Set problem -> Could every line of the data be printed exactly as it reads?

══════

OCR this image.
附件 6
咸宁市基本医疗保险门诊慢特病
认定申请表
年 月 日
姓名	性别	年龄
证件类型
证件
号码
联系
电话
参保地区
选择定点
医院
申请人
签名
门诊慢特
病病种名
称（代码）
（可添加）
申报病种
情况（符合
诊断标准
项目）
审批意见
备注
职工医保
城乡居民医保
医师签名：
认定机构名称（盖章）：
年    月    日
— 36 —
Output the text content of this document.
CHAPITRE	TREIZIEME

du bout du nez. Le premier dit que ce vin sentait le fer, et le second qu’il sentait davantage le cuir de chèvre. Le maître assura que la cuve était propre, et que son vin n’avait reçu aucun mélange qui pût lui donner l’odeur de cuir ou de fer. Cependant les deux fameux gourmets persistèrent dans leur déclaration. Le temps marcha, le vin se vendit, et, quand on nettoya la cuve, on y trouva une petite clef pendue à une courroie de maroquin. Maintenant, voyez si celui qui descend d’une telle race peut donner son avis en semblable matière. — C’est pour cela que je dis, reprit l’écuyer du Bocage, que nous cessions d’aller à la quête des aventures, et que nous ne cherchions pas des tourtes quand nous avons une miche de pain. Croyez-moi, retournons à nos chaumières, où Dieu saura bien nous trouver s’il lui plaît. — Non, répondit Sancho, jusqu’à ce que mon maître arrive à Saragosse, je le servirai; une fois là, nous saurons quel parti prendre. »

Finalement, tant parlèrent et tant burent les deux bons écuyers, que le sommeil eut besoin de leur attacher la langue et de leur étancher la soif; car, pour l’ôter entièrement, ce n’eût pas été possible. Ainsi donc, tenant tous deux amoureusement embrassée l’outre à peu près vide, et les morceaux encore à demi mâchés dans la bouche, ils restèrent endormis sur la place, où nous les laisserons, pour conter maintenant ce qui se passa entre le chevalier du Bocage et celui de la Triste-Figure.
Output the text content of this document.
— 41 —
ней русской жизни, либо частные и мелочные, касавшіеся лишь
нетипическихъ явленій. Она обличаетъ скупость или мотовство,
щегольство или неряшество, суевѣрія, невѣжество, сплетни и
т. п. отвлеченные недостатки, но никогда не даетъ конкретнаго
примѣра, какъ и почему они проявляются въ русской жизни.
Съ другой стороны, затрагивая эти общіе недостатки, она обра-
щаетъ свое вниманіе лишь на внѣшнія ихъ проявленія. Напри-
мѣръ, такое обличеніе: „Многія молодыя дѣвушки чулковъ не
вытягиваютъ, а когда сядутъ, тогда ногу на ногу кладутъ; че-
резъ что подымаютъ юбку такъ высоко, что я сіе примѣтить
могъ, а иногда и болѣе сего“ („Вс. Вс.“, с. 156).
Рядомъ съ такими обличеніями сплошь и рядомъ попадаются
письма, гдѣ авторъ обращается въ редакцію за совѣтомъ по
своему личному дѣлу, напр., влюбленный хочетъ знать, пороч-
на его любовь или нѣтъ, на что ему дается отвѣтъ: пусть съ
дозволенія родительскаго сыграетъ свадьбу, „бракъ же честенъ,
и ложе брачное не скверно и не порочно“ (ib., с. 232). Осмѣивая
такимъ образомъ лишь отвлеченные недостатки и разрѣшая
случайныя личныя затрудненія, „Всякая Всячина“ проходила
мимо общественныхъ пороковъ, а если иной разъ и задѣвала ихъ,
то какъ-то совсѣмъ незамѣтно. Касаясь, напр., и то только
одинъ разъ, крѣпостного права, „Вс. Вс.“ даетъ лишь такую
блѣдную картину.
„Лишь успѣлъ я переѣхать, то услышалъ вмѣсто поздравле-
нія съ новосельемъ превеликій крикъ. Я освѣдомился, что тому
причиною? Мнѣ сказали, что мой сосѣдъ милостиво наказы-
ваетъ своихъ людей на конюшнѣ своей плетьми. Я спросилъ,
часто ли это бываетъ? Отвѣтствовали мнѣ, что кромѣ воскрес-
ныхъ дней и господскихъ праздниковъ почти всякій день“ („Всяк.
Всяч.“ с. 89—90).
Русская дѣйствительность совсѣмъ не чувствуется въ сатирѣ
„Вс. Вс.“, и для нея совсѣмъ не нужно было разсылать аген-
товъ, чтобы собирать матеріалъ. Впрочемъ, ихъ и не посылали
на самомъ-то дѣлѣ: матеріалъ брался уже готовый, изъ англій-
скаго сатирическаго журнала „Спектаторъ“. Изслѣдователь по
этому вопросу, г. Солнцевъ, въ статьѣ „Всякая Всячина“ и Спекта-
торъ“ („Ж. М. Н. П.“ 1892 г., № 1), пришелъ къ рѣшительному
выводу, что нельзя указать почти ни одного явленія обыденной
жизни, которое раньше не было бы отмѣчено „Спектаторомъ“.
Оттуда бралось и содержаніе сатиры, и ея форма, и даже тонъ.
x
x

══════

Answer to this exercise ->
OCR this image.
附件 6
咸宁市基本医疗保险门诊慢特病
认定申请表
年 月 日
姓名	性别	年龄
证件类型
证件
号码
联系
电话
参保地区
选择定点
医院
申请人
签名
门诊慢特
病病种名
称（代码）
（可添加）
申报病种
情况（符合
诊断标准
项目）
审批意见
备注
职工医保
城乡居民医保
医师签名：
认定机构名称（盖章）：
年    月    日
— 36 —
Output the text content of this document.
CHAPITRE	TREIZIEME

du bout du nez. Le premier dit que ce vin sentait le fer, et le second qu’il sentait davantage le cuir de chèvre. Le maître assura que la cuve était propre, et que son vin n’avait reçu aucun mélange qui pût lui donner l’odeur de cuir ou de fer. Cependant les deux fameux gourmets persistèrent dans leur déclaration. Le temps marcha, le vin se vendit, et, quand on nettoya la cuve, on y trouva une petite clef pendue à une courroie de maroquin. Maintenant, voyez si celui qui descend d’une telle race peut donner son avis en semblable matière. — C’est pour cela que je dis, reprit l’écuyer du Bocage, que nous cessions d’aller à la quête des aventures, et que nous ne cherchions pas des tourtes quand nous avons une miche de pain. Croyez-moi, retournons à nos chaumières, où Dieu saura bien nous trouver s’il lui plaît. — Non, répondit Sancho, jusqu’à ce que mon maître arrive à Saragosse, je le servirai; une fois là, nous saurons quel parti prendre. »

Finalement, tant parlèrent et tant burent les deux bons écuyers, que le sommeil eut besoin de leur attacher la langue et de leur étancher la soif; car, pour l’ôter entièrement, ce n’eût pas été possible. Ainsi donc, tenant tous deux amoureusement embrassée l’outre à peu près vide, et les morceaux encore à demi mâchés dans la bouche, ils restèrent endormis sur la place, où nous les laisserons, pour conter maintenant ce qui se passa entre le chevalier du Bocage et celui de la Triste-Figure.
Output the text content of this document.
— 41 —
ней русской жизни, либо частные и мелочные, касавшіеся лишь
нетипическихъ явленій. Она обличаетъ скупость или мотовство,
щегольство или неряшество, суевѣрія, невѣжество, сплетни и
т. п. отвлеченные недостатки, но никогда не даетъ конкретнаго
примѣра, какъ и почему они проявляются въ русской жизни.
Съ другой стороны, затрагивая эти общіе недостатки, она обра-
щаетъ свое вниманіе лишь на внѣшнія ихъ проявленія. Напри-
мѣръ, такое обличеніе: „Многія молодыя дѣвушки чулковъ не
вытягиваютъ, а когда сядутъ, тогда ногу на ногу кладутъ; че-
резъ что подымаютъ юбку такъ высоко, что я сіе примѣтить
могъ, а иногда и болѣе сего“ („Вс. Вс.“, с. 156).
Рядомъ съ такими обличеніями сплошь и рядомъ попадаются
письма, гдѣ авторъ обращается въ редакцію за совѣтомъ по
своему личному дѣлу, напр., влюбленный хочетъ знать, пороч-
на его любовь или нѣтъ, на что ему дается отвѣтъ: пусть съ
дозволенія родительскаго сыграетъ свадьбу, „бракъ же честенъ,
и ложе брачное не скверно и не порочно“ (ib., с. 232). Осмѣивая
такимъ образомъ лишь отвлеченные недостатки и разрѣшая
случайныя личныя затрудненія, „Всякая Всячина“ проходила
мимо общественныхъ пороковъ, а если иной разъ и задѣвала ихъ,
то какъ-то совсѣмъ незамѣтно. Касаясь, напр., и то только
одинъ разъ, крѣпостного права, „Вс. Вс.“ даетъ лишь такую
блѣдную картину.
„Лишь успѣлъ я переѣхать, то услышалъ вмѣсто поздравле-
нія съ новосельемъ превеликій крикъ. Я освѣдомился, что тому
причиною? Мнѣ сказали, что мой сосѣдъ милостиво наказы-
ваетъ своихъ людей на конюшнѣ своей плетьми. Я спросилъ,
часто ли это бываетъ? Отвѣтствовали мнѣ, что кромѣ воскрес-
ныхъ дней и господскихъ праздниковъ почти всякій день“ („Всяк.
Всяч.“ с. 89—90).
Русская дѣйствительность совсѣмъ не чувствуется въ сатирѣ
„Вс. Вс.“, и для нея совсѣмъ не нужно было разсылать аген-
товъ, чтобы собирать матеріалъ. Впрочемъ, ихъ и не посылали
на самомъ-то дѣлѣ: матеріалъ брался уже готовый, изъ англій-
скаго сатирическаго журнала „Спектаторъ“. Изслѣдователь по
этому вопросу, г. Солнцевъ, въ статьѣ „Всякая Всячина“ и Спекта-
торъ“ („Ж. М. Н. П.“ 1892 г., № 1), пришелъ къ рѣшительному
выводу, что нельзя указать почти ни одного явленія обыденной
жизни, которое раньше не было бы отмѣчено „Спектаторомъ“.
Оттуда бралось и содержаніе сатиры, и ея форма, и даже тонъ.
x
x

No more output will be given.